▼
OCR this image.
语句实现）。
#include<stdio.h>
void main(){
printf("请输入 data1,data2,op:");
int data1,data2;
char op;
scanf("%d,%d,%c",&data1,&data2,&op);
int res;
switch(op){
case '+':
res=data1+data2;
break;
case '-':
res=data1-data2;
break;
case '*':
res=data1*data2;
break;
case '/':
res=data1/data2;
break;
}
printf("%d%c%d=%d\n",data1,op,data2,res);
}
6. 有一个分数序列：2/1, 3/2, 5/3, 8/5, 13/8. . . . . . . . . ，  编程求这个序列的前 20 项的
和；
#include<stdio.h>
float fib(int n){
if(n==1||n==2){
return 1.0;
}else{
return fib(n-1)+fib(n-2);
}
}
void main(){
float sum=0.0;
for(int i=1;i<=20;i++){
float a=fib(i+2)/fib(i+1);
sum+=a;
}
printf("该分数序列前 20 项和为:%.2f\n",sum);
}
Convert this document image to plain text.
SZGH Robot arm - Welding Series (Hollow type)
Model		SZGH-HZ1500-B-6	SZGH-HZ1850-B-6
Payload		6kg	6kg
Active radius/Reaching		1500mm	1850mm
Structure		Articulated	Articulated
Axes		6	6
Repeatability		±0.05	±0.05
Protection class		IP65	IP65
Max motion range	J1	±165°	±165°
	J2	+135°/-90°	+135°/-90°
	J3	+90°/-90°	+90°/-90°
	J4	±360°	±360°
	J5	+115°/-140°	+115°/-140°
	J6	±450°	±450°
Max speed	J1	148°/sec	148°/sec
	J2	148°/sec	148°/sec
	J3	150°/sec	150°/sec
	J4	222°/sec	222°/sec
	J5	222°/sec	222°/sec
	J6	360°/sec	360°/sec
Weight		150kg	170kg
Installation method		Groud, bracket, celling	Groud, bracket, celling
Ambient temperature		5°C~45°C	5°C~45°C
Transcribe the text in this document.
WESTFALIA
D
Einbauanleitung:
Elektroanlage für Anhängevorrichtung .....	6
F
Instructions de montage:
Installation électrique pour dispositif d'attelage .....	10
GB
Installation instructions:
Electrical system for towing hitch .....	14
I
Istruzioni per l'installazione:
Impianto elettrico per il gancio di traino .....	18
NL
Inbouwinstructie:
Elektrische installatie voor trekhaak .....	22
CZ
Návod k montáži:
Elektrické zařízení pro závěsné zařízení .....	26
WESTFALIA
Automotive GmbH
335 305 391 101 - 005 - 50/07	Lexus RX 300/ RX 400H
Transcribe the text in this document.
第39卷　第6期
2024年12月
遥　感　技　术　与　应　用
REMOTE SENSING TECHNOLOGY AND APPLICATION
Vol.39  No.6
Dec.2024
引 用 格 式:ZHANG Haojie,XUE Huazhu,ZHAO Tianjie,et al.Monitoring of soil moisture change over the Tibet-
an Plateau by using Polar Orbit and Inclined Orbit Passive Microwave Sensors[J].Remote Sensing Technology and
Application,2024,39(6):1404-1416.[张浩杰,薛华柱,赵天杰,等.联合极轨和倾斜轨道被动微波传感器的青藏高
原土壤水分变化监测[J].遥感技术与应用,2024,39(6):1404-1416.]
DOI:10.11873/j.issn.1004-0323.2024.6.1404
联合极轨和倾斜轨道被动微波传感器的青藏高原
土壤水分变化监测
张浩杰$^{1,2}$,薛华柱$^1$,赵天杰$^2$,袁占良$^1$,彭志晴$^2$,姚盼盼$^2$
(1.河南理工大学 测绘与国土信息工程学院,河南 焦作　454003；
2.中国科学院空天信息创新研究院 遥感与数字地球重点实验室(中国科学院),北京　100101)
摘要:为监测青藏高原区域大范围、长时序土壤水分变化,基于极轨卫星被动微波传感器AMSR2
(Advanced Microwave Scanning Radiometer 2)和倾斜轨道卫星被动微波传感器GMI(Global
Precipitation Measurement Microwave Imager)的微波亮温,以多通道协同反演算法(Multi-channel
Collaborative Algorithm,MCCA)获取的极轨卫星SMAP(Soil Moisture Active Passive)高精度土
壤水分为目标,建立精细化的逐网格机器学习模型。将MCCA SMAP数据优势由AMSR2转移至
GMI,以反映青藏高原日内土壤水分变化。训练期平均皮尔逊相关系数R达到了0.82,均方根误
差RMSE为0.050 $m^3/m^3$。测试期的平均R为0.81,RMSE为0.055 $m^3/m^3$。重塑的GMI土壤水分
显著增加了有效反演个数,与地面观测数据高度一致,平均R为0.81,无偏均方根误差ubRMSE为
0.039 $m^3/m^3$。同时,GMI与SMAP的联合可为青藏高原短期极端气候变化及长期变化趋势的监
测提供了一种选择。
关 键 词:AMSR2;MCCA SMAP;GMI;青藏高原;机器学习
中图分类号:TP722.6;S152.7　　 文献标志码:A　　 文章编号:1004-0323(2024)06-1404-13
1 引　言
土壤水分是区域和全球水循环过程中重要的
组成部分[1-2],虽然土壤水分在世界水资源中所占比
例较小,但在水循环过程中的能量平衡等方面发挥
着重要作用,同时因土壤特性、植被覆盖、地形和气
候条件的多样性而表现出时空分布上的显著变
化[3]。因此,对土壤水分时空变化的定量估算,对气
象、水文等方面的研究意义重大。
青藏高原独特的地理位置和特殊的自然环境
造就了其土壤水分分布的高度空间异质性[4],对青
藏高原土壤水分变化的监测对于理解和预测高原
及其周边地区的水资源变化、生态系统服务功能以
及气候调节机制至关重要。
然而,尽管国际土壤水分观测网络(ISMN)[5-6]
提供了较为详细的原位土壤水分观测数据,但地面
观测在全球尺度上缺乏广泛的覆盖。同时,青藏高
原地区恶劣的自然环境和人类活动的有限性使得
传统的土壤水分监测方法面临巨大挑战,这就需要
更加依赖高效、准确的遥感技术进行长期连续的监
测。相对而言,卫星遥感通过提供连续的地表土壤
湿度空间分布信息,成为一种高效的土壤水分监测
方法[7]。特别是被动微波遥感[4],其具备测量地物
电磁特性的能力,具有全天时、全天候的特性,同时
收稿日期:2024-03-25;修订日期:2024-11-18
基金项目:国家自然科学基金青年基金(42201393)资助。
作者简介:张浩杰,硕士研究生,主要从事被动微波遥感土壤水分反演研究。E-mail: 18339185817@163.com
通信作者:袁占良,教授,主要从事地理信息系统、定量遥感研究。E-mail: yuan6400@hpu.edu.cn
▲
Reproduce the material precisely, including every line.

OCR this image.
语句实现）。
#include<stdio.h>
void main(){
printf("请输入 data1,data2,op:");
int data1,data2;
char op;
scanf("%d,%d,%c",&data1,&data2,&op);
int res;
switch(op){
case '+':
res=data1+data2;
break;
case '-':
res=data1-data2;
break;
case '*':
res=data1*data2;
break;
case '/':
res=data1/data2;
break;
}
printf("%d%c%d=%d\n",data1,op,data2,res);
}
6. 有一个分数序列：2/1, 3/2, 5/3, 8/5, 13/8. . . . . . . . . ，  编程求这个序列的前 20 项的
和；
#include<stdio.h>
float fib(int n){
if(n==1||n==2){
return 1.0;
}else{
return fib(n-1)+fib(n-2);
}
}
void main(){
float sum=0.0;
for(int i=1;i<=20;i++){
float a=fib(i+2)/fib(i+1);
sum+=a;
}
printf("该分数序列前 20 项和为:%.2f\n",sum);
}
Convert this document image to plain text.
SZGH Robot arm - Welding Series (Hollow type)
Model		SZGH-HZ1500-B-6	SZGH-HZ1850-B-6
Payload		6kg	6kg
Active radius/Reaching		1500mm	1850mm
Structure		Articulated	Articulated
Axes		6	6
Repeatability		±0.05	±0.05
Protection class		IP65	IP65
Max motion range	J1	±165°	±165°
	J2	+135°/-90°	+135°/-90°
	J3	+90°/-90°	+90°/-90°
	J4	±360°	±360°
	J5	+115°/-140°	+115°/-140°
	J6	±450°	±450°
Max speed	J1	148°/sec	148°/sec
	J2	148°/sec	148°/sec
	J3	150°/sec	150°/sec
	J4	222°/sec	222°/sec
	J5	222°/sec	222°/sec
	J6	360°/sec	360°/sec
Weight		150kg	170kg
Installation method		Groud, bracket, celling	Groud, bracket, celling
Ambient temperature		5°C~45°C	5°C~45°C
Transcribe the text in this document.
WESTFALIA
D
Einbauanleitung:
Elektroanlage für Anhängevorrichtung .....	6
F
Instructions de montage:
Installation électrique pour dispositif d'attelage .....	10
GB
Installation instructions:
Electrical system for towing hitch .....	14
I
Istruzioni per l'installazione:
Impianto elettrico per il gancio di traino .....	18
NL
Inbouwinstructie:
Elektrische installatie voor trekhaak .....	22
CZ
Návod k montáži:
Elektrické zařízení pro závěsné zařízení .....	26
WESTFALIA
Automotive GmbH
335 305 391 101 - 005 - 50/07	Lexus RX 300/ RX 400H
Transcribe the text in this document.
第39卷　第6期
2024年12月
遥　感　技　术　与　应　用
REMOTE SENSING TECHNOLOGY AND APPLICATION
Vol.39  No.6
Dec.2024
引 用 格 式:ZHANG Haojie,XUE Huazhu,ZHAO Tianjie,et al.Monitoring of soil moisture change over the Tibet-
an Plateau by using Polar Orbit and Inclined Orbit Passive Microwave Sensors[J].Remote Sensing Technology and
Application,2024,39(6):1404-1416.[张浩杰,薛华柱,赵天杰,等.联合极轨和倾斜轨道被动微波传感器的青藏高
原土壤水分变化监测[J].遥感技术与应用,2024,39(6):1404-1416.]
DOI:10.11873/j.issn.1004-0323.2024.6.1404
联合极轨和倾斜轨道被动微波传感器的青藏高原
土壤水分变化监测
张浩杰$^{1,2}$,薛华柱$^1$,赵天杰$^2$,袁占良$^1$,彭志晴$^2$,姚盼盼$^2$
(1.河南理工大学 测绘与国土信息工程学院,河南 焦作　454003；
2.中国科学院空天信息创新研究院 遥感与数字地球重点实验室(中国科学院),北京　100101)
摘要:为监测青藏高原区域大范围、长时序土壤水分变化,基于极轨卫星被动微波传感器AMSR2
(Advanced Microwave Scanning Radiometer 2)和倾斜轨道卫星被动微波传感器GMI(Global
Precipitation Measurement Microwave Imager)的微波亮温,以多通道协同反演算法(Multi-channel
Collaborative Algorithm,MCCA)获取的极轨卫星SMAP(Soil Moisture Active Passive)高精度土
壤水分为目标,建立精细化的逐网格机器学习模型。将MCCA SMAP数据优势由AMSR2转移至
GMI,以反映青藏高原日内土壤水分变化。训练期平均皮尔逊相关系数R达到了0.82,均方根误
差RMSE为0.050 $m^3/m^3$。测试期的平均R为0.81,RMSE为0.055 $m^3/m^3$。重塑的GMI土壤水分
显著增加了有效反演个数,与地面观测数据高度一致,平均R为0.81,无偏均方根误差ubRMSE为
0.039 $m^3/m^3$。同时,GMI与SMAP的联合可为青藏高原短期极端气候变化及长期变化趋势的监
测提供了一种选择。
关 键 词:AMSR2;MCCA SMAP;GMI;青藏高原;机器学习
中图分类号:TP722.6;S152.7　　 文献标志码:A　　 文章编号:1004-0323(2024)06-1404-13
1 引　言
土壤水分是区域和全球水循环过程中重要的
组成部分[1-2],虽然土壤水分在世界水资源中所占比
例较小,但在水循环过程中的能量平衡等方面发挥
着重要作用,同时因土壤特性、植被覆盖、地形和气
候条件的多样性而表现出时空分布上的显著变
化[3]。因此,对土壤水分时空变化的定量估算,对气
象、水文等方面的研究意义重大。
青藏高原独特的地理位置和特殊的自然环境
造就了其土壤水分分布的高度空间异质性[4],对青
藏高原土壤水分变化的监测对于理解和预测高原
及其周边地区的水资源变化、生态系统服务功能以
及气候调节机制至关重要。
然而,尽管国际土壤水分观测网络(ISMN)[5-6]
提供了较为详细的原位土壤水分观测数据,但地面
观测在全球尺度上缺乏广泛的覆盖。同时,青藏高
原地区恶劣的自然环境和人类活动的有限性使得
传统的土壤水分监测方法面临巨大挑战,这就需要
更加依赖高效、准确的遥感技术进行长期连续的监
测。相对而言,卫星遥感通过提供连续的地表土壤
湿度空间分布信息,成为一种高效的土壤水分监测
方法[7]。特别是被动微波遥感[4],其具备测量地物
电磁特性的能力,具有全天时、全天候的特性,同时
收稿日期:2024-03-25;修订日期:2024-11-18
基金项目:国家自然科学基金青年基金(42201393)资助。
作者简介:张浩杰,硕士研究生,主要从事被动微波遥感土壤水分反演研究。E-mail: 18339185817@163.com
通信作者:袁占良,教授,主要从事地理信息系统、定量遥感研究。E-mail: yuan6400@hpu.edu.cn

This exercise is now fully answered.